Consegna: Restituisci tale e quale ogni riga dell'elenco che segue, senza cambiare nulla.

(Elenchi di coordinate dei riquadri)
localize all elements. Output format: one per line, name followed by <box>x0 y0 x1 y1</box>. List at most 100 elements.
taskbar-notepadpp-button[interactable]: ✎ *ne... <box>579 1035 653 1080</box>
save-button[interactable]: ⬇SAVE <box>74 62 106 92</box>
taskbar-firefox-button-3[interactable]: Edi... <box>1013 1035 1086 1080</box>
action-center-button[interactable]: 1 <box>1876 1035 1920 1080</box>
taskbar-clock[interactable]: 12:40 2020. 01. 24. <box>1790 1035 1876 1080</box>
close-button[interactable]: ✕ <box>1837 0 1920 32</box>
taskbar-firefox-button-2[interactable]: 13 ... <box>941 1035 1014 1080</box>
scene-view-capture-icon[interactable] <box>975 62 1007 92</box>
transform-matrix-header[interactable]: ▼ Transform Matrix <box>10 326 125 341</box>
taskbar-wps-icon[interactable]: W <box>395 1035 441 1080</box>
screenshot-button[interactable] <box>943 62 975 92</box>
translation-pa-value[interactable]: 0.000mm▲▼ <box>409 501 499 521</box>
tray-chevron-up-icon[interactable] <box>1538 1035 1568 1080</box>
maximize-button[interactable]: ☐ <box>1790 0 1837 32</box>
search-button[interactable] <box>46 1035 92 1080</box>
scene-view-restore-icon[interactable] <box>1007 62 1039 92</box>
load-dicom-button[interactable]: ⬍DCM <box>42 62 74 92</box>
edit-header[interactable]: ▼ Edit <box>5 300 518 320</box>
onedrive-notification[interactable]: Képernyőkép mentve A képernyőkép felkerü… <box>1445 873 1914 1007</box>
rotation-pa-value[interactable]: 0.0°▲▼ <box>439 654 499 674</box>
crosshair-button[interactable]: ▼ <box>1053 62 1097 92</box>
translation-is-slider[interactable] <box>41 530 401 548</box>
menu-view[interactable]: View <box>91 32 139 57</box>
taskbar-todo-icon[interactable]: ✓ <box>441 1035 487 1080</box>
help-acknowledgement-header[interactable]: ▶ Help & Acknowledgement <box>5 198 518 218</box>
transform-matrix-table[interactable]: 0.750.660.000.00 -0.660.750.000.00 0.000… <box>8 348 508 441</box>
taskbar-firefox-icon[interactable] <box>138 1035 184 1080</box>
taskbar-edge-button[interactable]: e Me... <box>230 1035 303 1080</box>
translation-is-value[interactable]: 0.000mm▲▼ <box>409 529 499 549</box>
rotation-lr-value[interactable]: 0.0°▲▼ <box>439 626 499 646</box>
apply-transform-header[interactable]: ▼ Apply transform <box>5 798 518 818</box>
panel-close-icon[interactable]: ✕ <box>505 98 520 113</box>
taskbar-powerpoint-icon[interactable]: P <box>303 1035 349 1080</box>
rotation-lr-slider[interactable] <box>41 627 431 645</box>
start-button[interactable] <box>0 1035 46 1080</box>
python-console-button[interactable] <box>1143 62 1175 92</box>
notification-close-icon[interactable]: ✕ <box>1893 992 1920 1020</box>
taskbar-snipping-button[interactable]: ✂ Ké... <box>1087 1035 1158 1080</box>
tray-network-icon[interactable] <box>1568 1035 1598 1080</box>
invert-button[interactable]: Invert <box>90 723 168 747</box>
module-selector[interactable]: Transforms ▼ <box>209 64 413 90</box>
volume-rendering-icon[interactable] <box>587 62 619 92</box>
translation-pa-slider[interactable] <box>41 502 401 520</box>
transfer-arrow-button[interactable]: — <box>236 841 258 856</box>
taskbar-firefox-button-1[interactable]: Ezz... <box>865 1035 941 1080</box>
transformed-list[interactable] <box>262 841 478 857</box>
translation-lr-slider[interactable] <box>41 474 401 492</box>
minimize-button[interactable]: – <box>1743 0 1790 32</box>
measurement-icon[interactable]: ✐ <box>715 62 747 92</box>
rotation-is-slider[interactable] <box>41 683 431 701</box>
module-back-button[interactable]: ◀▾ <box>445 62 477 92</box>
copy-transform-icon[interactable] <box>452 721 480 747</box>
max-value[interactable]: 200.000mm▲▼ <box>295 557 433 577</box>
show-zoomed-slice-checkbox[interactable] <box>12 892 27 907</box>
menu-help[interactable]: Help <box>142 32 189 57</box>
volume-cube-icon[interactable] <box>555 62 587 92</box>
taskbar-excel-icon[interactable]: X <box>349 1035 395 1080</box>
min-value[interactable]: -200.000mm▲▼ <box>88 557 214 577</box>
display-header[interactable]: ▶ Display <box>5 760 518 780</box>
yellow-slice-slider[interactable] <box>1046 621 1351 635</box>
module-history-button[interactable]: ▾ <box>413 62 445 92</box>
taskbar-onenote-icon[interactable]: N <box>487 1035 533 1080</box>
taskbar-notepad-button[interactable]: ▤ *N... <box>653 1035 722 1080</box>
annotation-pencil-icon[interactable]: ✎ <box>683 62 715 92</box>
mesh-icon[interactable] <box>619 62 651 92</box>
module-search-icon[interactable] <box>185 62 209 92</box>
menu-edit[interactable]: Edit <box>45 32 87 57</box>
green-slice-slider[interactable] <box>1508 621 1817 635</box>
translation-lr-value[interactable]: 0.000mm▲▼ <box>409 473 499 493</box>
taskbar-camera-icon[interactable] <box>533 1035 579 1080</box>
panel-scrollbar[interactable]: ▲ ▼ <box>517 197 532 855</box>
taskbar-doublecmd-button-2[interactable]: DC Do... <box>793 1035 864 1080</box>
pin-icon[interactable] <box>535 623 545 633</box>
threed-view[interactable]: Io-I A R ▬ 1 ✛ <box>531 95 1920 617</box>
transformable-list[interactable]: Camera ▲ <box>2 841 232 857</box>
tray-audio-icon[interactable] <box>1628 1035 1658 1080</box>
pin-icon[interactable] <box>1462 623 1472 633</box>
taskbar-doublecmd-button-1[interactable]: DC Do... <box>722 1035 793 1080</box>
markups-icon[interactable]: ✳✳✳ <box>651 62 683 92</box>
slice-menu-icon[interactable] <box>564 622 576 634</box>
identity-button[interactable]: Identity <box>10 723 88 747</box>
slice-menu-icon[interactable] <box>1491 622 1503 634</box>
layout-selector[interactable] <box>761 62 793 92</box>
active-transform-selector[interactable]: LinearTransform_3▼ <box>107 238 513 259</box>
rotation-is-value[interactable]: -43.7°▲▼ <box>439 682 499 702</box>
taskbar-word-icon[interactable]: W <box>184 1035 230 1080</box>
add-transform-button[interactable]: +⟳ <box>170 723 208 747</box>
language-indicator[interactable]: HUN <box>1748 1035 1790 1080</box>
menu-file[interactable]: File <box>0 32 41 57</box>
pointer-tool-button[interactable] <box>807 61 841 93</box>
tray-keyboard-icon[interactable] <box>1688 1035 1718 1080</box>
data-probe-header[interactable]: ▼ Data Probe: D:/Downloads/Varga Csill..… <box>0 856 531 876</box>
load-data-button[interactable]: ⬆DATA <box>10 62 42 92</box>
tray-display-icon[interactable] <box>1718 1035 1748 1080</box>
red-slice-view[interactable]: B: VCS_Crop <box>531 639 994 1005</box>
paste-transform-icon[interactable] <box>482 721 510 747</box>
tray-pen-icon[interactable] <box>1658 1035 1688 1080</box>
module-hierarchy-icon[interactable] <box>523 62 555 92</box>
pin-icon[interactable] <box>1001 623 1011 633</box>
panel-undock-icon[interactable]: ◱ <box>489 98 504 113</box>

Risposta finale:
localize all elements. Output format: one per line, name followed by <box>x0 y0 x1 y1</box>. List at most 100 elements.
taskbar-notepadpp-button[interactable]: ✎ *ne... <box>579 1035 653 1080</box>
save-button[interactable]: ⬇SAVE <box>74 62 106 92</box>
taskbar-firefox-button-3[interactable]: Edi... <box>1013 1035 1086 1080</box>
action-center-button[interactable]: 1 <box>1876 1035 1920 1080</box>
taskbar-clock[interactable]: 12:40 2020. 01. 24. <box>1790 1035 1876 1080</box>
close-button[interactable]: ✕ <box>1837 0 1920 32</box>
taskbar-firefox-button-2[interactable]: 13 ... <box>941 1035 1014 1080</box>
scene-view-capture-icon[interactable] <box>975 62 1007 92</box>
transform-matrix-header[interactable]: ▼ Transform Matrix <box>10 326 125 341</box>
taskbar-wps-icon[interactable]: W <box>395 1035 441 1080</box>
screenshot-button[interactable] <box>943 62 975 92</box>
translation-pa-value[interactable]: 0.000mm▲▼ <box>409 501 499 521</box>
tray-chevron-up-icon[interactable] <box>1538 1035 1568 1080</box>
maximize-button[interactable]: ☐ <box>1790 0 1837 32</box>
search-button[interactable] <box>46 1035 92 1080</box>
scene-view-restore-icon[interactable] <box>1007 62 1039 92</box>
load-dicom-button[interactable]: ⬍DCM <box>42 62 74 92</box>
edit-header[interactable]: ▼ Edit <box>5 300 518 320</box>
onedrive-notification[interactable]: Képernyőkép mentve A képernyőkép felkerü… <box>1445 873 1914 1007</box>
rotation-pa-value[interactable]: 0.0°▲▼ <box>439 654 499 674</box>
crosshair-button[interactable]: ▼ <box>1053 62 1097 92</box>
translation-is-slider[interactable] <box>41 530 401 548</box>
menu-view[interactable]: View <box>91 32 139 57</box>
taskbar-todo-icon[interactable]: ✓ <box>441 1035 487 1080</box>
help-acknowledgement-header[interactable]: ▶ Help & Acknowledgement <box>5 198 518 218</box>
transform-matrix-table[interactable]: 0.750.660.000.00 -0.660.750.000.00 0.000… <box>8 348 508 441</box>
taskbar-firefox-icon[interactable] <box>138 1035 184 1080</box>
taskbar-edge-button[interactable]: e Me... <box>230 1035 303 1080</box>
translation-is-value[interactable]: 0.000mm▲▼ <box>409 529 499 549</box>
rotation-lr-value[interactable]: 0.0°▲▼ <box>439 626 499 646</box>
apply-transform-header[interactable]: ▼ Apply transform <box>5 798 518 818</box>
panel-close-icon[interactable]: ✕ <box>505 98 520 113</box>
taskbar-powerpoint-icon[interactable]: P <box>303 1035 349 1080</box>
rotation-lr-slider[interactable] <box>41 627 431 645</box>
start-button[interactable] <box>0 1035 46 1080</box>
python-console-button[interactable] <box>1143 62 1175 92</box>
notification-close-icon[interactable]: ✕ <box>1893 992 1920 1020</box>
taskbar-snipping-button[interactable]: ✂ Ké... <box>1087 1035 1158 1080</box>
tray-network-icon[interactable] <box>1568 1035 1598 1080</box>
invert-button[interactable]: Invert <box>90 723 168 747</box>
module-selector[interactable]: Transforms ▼ <box>209 64 413 90</box>
volume-rendering-icon[interactable] <box>587 62 619 92</box>
translation-pa-slider[interactable] <box>41 502 401 520</box>
transfer-arrow-button[interactable]: — <box>236 841 258 856</box>
taskbar-firefox-button-1[interactable]: Ezz... <box>865 1035 941 1080</box>
transformed-list[interactable] <box>262 841 478 857</box>
translation-lr-slider[interactable] <box>41 474 401 492</box>
minimize-button[interactable]: – <box>1743 0 1790 32</box>
measurement-icon[interactable]: ✐ <box>715 62 747 92</box>
rotation-is-slider[interactable] <box>41 683 431 701</box>
module-back-button[interactable]: ◀▾ <box>445 62 477 92</box>
copy-transform-icon[interactable] <box>452 721 480 747</box>
max-value[interactable]: 200.000mm▲▼ <box>295 557 433 577</box>
show-zoomed-slice-checkbox[interactable] <box>12 892 27 907</box>
menu-help[interactable]: Help <box>142 32 189 57</box>
volume-cube-icon[interactable] <box>555 62 587 92</box>
taskbar-excel-icon[interactable]: X <box>349 1035 395 1080</box>
min-value[interactable]: -200.000mm▲▼ <box>88 557 214 577</box>
display-header[interactable]: ▶ Display <box>5 760 518 780</box>
yellow-slice-slider[interactable] <box>1046 621 1351 635</box>
module-history-button[interactable]: ▾ <box>413 62 445 92</box>
taskbar-onenote-icon[interactable]: N <box>487 1035 533 1080</box>
taskbar-notepad-button[interactable]: ▤ *N... <box>653 1035 722 1080</box>
annotation-pencil-icon[interactable]: ✎ <box>683 62 715 92</box>
mesh-icon[interactable] <box>619 62 651 92</box>
module-search-icon[interactable] <box>185 62 209 92</box>
menu-edit[interactable]: Edit <box>45 32 87 57</box>
green-slice-slider[interactable] <box>1508 621 1817 635</box>
translation-lr-value[interactable]: 0.000mm▲▼ <box>409 473 499 493</box>
taskbar-camera-icon[interactable] <box>533 1035 579 1080</box>
panel-scrollbar[interactable]: ▲ ▼ <box>517 197 532 855</box>
taskbar-doublecmd-button-2[interactable]: DC Do... <box>793 1035 864 1080</box>
pin-icon[interactable] <box>535 623 545 633</box>
threed-view[interactable]: Io-I A R ▬ 1 ✛ <box>531 95 1920 617</box>
transformable-list[interactable]: Camera ▲ <box>2 841 232 857</box>
tray-audio-icon[interactable] <box>1628 1035 1658 1080</box>
pin-icon[interactable] <box>1462 623 1472 633</box>
taskbar-doublecmd-button-1[interactable]: DC Do... <box>722 1035 793 1080</box>
markups-icon[interactable]: ✳✳✳ <box>651 62 683 92</box>
slice-menu-icon[interactable] <box>564 622 576 634</box>
identity-button[interactable]: Identity <box>10 723 88 747</box>
slice-menu-icon[interactable] <box>1491 622 1503 634</box>
layout-selector[interactable] <box>761 62 793 92</box>
active-transform-selector[interactable]: LinearTransform_3▼ <box>107 238 513 259</box>
rotation-is-value[interactable]: -43.7°▲▼ <box>439 682 499 702</box>
taskbar-word-icon[interactable]: W <box>184 1035 230 1080</box>
add-transform-button[interactable]: +⟳ <box>170 723 208 747</box>
language-indicator[interactable]: HUN <box>1748 1035 1790 1080</box>
menu-file[interactable]: File <box>0 32 41 57</box>
pointer-tool-button[interactable] <box>807 61 841 93</box>
tray-keyboard-icon[interactable] <box>1688 1035 1718 1080</box>
data-probe-header[interactable]: ▼ Data Probe: D:/Downloads/Varga Csill..… <box>0 856 531 876</box>
load-data-button[interactable]: ⬆DATA <box>10 62 42 92</box>
tray-display-icon[interactable] <box>1718 1035 1748 1080</box>
red-slice-view[interactable]: B: VCS_Crop <box>531 639 994 1005</box>
paste-transform-icon[interactable] <box>482 721 510 747</box>
tray-pen-icon[interactable] <box>1658 1035 1688 1080</box>
module-hierarchy-icon[interactable] <box>523 62 555 92</box>
pin-icon[interactable] <box>1001 623 1011 633</box>
panel-undock-icon[interactable]: ◱ <box>489 98 504 113</box>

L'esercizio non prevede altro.